In the records that follow, locate every line with "JSON" and extract it.

(Records from a dataset)
+++++
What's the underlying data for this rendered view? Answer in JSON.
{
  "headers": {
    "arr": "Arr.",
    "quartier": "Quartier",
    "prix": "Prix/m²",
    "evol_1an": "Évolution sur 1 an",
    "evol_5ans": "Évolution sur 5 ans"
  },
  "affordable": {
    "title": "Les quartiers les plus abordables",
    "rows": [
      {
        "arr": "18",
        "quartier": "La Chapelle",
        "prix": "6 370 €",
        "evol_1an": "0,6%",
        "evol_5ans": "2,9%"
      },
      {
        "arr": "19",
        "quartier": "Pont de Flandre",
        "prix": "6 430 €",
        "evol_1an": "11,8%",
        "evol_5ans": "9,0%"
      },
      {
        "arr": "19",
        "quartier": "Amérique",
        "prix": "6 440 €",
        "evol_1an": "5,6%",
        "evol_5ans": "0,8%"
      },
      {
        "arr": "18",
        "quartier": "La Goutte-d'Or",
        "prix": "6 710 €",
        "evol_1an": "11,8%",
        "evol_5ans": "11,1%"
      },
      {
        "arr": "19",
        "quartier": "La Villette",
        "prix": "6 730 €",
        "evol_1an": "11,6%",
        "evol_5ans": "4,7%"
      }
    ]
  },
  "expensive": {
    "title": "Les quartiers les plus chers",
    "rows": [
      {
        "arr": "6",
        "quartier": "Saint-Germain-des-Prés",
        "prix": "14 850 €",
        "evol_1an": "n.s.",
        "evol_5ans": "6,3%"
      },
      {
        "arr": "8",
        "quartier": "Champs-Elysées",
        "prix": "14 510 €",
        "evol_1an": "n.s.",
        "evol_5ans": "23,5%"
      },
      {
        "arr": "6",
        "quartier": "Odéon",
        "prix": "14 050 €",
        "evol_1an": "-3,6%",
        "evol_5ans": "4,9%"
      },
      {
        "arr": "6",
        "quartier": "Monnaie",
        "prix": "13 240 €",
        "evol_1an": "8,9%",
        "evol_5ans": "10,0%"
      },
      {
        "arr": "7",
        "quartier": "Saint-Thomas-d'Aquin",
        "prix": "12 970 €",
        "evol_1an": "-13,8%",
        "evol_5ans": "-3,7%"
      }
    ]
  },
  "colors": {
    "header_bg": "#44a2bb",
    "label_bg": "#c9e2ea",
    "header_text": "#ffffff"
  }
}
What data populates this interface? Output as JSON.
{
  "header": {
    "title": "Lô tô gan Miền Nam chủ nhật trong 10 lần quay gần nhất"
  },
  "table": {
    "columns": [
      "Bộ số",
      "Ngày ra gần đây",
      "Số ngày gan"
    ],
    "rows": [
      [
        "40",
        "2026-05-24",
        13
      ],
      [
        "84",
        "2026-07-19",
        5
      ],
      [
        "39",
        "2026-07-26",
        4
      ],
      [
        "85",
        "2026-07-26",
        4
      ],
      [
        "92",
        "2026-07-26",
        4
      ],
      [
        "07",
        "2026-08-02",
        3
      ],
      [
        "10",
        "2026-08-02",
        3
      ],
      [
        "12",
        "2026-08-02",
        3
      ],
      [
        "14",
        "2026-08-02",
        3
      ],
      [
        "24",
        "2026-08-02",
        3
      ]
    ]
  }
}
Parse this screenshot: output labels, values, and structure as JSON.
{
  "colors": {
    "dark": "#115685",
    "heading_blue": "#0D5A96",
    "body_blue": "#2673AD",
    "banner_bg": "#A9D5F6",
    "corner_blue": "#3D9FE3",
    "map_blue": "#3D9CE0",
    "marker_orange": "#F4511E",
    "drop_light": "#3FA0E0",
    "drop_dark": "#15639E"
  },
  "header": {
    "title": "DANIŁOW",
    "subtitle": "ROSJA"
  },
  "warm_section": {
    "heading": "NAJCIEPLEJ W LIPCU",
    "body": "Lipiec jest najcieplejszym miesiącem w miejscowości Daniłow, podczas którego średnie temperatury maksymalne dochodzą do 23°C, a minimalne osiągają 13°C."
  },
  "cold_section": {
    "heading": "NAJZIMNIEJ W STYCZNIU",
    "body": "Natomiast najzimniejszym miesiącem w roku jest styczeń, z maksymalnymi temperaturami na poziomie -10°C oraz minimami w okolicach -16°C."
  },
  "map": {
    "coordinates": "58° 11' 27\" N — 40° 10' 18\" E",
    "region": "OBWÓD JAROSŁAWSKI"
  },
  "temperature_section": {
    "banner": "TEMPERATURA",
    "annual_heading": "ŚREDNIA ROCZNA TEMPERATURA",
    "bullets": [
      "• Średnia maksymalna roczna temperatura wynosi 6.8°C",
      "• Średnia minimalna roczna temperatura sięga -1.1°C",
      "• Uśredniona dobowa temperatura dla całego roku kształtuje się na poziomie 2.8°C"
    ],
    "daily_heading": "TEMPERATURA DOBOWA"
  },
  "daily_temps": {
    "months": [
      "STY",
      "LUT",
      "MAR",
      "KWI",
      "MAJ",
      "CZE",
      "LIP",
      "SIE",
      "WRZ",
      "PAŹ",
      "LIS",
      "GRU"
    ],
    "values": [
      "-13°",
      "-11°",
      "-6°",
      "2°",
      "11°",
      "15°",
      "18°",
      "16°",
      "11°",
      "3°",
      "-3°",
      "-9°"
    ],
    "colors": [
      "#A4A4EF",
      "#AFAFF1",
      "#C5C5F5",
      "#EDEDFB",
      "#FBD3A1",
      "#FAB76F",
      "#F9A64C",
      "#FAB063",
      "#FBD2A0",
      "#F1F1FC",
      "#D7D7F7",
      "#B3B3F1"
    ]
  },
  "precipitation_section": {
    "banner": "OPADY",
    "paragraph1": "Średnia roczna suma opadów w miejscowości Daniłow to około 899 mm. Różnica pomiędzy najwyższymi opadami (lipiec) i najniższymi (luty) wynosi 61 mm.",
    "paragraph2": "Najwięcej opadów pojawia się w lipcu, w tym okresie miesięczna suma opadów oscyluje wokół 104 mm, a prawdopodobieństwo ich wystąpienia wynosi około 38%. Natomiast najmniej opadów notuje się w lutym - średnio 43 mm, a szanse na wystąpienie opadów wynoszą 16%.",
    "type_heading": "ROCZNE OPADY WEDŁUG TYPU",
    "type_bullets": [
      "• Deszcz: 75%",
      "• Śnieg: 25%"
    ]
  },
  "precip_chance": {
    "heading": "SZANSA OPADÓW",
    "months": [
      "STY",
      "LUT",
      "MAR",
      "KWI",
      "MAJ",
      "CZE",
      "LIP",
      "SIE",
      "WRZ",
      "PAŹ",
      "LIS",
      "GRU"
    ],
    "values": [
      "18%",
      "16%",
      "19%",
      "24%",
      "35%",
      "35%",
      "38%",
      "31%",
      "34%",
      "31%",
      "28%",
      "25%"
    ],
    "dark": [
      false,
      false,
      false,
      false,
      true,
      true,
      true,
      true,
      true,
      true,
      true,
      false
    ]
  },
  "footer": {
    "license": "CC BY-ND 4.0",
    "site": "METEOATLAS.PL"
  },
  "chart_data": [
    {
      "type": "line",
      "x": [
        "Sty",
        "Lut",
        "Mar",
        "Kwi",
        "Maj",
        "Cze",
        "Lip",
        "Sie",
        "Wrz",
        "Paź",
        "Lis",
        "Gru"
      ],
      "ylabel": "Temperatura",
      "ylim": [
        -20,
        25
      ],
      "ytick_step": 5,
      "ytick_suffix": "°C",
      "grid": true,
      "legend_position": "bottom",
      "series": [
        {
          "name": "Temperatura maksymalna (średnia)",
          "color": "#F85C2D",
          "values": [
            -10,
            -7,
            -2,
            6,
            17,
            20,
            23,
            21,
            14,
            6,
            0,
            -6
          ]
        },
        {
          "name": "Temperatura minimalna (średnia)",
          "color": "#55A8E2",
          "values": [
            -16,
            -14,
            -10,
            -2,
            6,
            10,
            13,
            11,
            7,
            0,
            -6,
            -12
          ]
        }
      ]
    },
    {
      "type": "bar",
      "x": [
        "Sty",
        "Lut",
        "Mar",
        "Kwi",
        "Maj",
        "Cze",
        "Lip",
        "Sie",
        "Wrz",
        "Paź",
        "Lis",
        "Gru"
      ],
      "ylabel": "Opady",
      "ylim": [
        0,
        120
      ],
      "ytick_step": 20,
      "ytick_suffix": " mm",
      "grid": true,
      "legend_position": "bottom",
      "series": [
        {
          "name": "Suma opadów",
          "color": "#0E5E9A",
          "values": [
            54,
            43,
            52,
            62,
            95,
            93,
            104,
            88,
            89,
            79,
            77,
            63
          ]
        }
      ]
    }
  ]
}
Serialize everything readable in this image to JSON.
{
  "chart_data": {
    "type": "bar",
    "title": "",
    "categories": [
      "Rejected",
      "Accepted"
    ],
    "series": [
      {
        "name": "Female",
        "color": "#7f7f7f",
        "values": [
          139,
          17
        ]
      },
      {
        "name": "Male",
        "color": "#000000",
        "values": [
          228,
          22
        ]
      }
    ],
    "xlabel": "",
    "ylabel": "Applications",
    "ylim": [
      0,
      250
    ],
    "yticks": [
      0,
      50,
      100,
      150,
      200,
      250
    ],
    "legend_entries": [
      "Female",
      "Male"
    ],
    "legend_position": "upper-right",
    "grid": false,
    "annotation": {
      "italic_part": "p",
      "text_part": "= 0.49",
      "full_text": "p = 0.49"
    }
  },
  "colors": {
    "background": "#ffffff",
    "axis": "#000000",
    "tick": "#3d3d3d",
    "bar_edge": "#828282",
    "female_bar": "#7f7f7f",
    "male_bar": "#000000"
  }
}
+++++
_EXERCISE OUTPUT_:
What's the underlying data for this rendered view? Answer in JSON.
What data populates this interface? Output as JSON.
Parse this screenshot: output labels, values, and structure as JSON.
Serialize everything readable in this image to JSON.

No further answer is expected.